THE REQUEST: Copy every line of the records below that holds the word "peut".

THE INPUT:
+===+
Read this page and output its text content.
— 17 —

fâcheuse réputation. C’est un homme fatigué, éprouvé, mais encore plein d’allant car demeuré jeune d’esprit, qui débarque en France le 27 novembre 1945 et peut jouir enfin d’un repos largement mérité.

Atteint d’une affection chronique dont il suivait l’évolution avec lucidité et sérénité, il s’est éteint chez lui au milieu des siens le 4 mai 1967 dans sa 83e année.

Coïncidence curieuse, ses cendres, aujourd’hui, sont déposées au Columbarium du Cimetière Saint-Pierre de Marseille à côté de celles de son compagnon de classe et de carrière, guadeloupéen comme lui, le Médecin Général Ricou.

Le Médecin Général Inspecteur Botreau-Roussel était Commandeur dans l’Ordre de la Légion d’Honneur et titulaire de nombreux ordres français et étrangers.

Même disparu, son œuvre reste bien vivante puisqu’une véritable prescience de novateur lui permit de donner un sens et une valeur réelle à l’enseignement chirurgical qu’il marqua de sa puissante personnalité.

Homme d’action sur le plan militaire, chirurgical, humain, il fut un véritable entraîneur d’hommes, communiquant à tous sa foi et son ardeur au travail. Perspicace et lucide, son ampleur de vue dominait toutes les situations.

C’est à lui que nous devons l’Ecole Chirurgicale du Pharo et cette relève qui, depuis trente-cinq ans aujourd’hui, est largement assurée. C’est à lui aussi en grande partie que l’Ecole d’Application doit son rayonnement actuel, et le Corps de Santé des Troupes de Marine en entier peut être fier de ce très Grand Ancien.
+===+
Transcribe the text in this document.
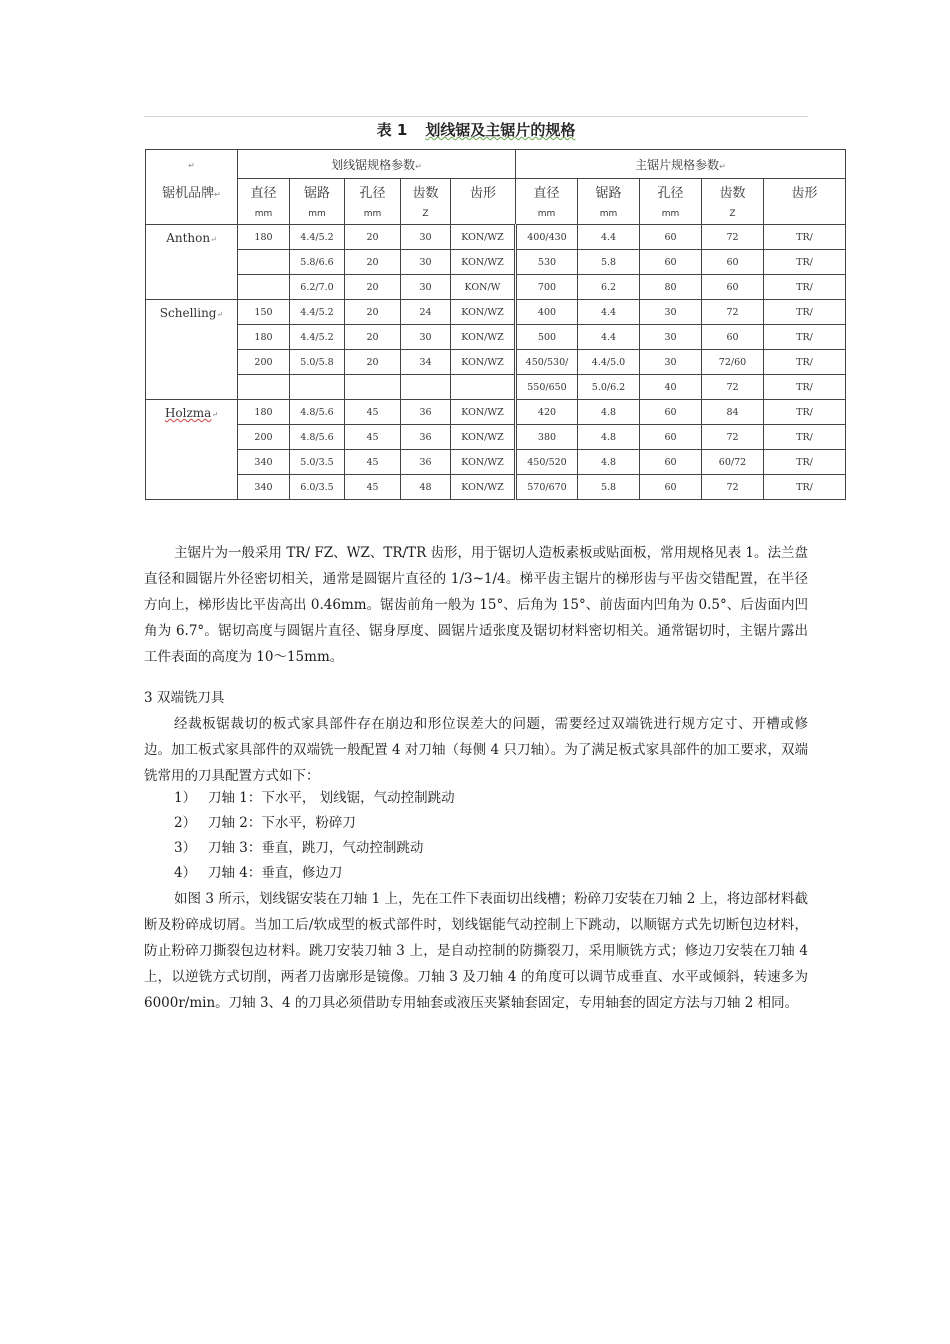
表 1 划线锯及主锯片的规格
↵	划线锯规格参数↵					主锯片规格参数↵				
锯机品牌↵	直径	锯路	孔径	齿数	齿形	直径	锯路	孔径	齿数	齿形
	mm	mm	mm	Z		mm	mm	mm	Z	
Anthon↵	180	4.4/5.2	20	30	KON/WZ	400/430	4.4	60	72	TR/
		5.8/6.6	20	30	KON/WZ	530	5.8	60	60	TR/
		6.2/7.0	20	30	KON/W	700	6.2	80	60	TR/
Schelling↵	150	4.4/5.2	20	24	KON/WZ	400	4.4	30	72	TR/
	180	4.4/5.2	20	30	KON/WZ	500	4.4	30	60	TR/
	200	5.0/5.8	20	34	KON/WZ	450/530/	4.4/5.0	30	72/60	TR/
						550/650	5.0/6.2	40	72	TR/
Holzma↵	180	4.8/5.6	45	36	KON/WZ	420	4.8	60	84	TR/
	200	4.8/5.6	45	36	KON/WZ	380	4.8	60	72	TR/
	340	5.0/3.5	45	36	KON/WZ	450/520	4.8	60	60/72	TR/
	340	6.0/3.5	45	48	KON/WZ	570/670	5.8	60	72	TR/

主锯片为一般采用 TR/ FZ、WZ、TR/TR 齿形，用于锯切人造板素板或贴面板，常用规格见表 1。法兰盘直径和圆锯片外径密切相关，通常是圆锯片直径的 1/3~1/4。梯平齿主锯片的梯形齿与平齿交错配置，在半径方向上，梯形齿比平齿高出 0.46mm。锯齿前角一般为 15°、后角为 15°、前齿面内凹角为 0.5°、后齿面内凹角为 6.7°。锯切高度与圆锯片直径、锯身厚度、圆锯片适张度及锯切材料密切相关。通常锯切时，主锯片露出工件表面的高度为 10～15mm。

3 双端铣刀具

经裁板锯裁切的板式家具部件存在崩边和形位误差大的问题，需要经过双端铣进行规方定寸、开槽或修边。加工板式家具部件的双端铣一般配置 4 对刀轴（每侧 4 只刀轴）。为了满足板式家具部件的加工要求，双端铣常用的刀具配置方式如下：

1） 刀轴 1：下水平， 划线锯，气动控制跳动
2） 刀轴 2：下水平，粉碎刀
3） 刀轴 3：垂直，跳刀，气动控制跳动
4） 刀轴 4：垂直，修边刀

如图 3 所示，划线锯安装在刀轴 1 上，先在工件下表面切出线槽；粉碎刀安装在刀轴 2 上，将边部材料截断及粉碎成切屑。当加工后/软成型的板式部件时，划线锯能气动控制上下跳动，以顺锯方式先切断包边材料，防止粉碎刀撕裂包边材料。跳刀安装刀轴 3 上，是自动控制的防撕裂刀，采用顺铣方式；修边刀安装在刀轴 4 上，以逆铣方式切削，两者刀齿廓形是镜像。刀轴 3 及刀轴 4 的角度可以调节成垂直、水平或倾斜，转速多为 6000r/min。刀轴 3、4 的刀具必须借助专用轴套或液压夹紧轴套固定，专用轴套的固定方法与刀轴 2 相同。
+===+
REPLY:
fâcheuse réputation. C’est un homme fatigué, éprouvé, mais encore plein d’allant car demeuré jeune d’esprit, qui débarque en France le 27 novembre 1945 et peut jouir enfin d’un repos largement mérité.
C’est à lui que nous devons l’Ecole Chirurgicale du Pharo et cette relève qui, depuis trente-cinq ans aujourd’hui, est largement assurée. C’est à lui aussi en grande partie que l’Ecole d’Application doit son rayonnement actuel, et le Corps de Santé des Troupes de Marine en entier peut être fier de ce très Grand Ancien.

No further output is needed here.